%%
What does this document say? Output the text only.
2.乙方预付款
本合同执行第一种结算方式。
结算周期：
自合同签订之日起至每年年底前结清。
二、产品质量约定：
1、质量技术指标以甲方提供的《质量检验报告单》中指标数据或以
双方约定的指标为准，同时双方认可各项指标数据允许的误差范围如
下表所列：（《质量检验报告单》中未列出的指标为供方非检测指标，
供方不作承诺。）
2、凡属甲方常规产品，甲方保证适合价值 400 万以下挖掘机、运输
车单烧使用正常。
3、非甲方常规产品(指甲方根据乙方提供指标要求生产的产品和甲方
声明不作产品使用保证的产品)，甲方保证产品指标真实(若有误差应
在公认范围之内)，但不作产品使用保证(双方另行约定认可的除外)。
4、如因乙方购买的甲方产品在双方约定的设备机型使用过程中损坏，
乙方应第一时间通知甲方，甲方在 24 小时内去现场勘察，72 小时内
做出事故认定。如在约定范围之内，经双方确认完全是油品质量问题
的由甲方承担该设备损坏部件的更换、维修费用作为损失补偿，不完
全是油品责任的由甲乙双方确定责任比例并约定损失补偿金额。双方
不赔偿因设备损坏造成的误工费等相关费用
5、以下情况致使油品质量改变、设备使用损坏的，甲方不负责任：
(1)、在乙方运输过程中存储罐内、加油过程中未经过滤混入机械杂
%%
What to work on: Repeat the records above in full, character for character.

Exercise output:
What does this document say? Output the text only.
2.乙方预付款
本合同执行第一种结算方式。
结算周期：
自合同签订之日起至每年年底前结清。
二、产品质量约定：
1、质量技术指标以甲方提供的《质量检验报告单》中指标数据或以
双方约定的指标为准，同时双方认可各项指标数据允许的误差范围如
下表所列：（《质量检验报告单》中未列出的指标为供方非检测指标，
供方不作承诺。）
2、凡属甲方常规产品，甲方保证适合价值 400 万以下挖掘机、运输
车单烧使用正常。
3、非甲方常规产品(指甲方根据乙方提供指标要求生产的产品和甲方
声明不作产品使用保证的产品)，甲方保证产品指标真实(若有误差应
在公认范围之内)，但不作产品使用保证(双方另行约定认可的除外)。
4、如因乙方购买的甲方产品在双方约定的设备机型使用过程中损坏，
乙方应第一时间通知甲方，甲方在 24 小时内去现场勘察，72 小时内
做出事故认定。如在约定范围之内，经双方确认完全是油品质量问题
的由甲方承担该设备损坏部件的更换、维修费用作为损失补偿，不完
全是油品责任的由甲乙双方确定责任比例并约定损失补偿金额。双方
不赔偿因设备损坏造成的误工费等相关费用
5、以下情况致使油品质量改变、设备使用损坏的，甲方不负责任：
(1)、在乙方运输过程中存储罐内、加油过程中未经过滤混入机械杂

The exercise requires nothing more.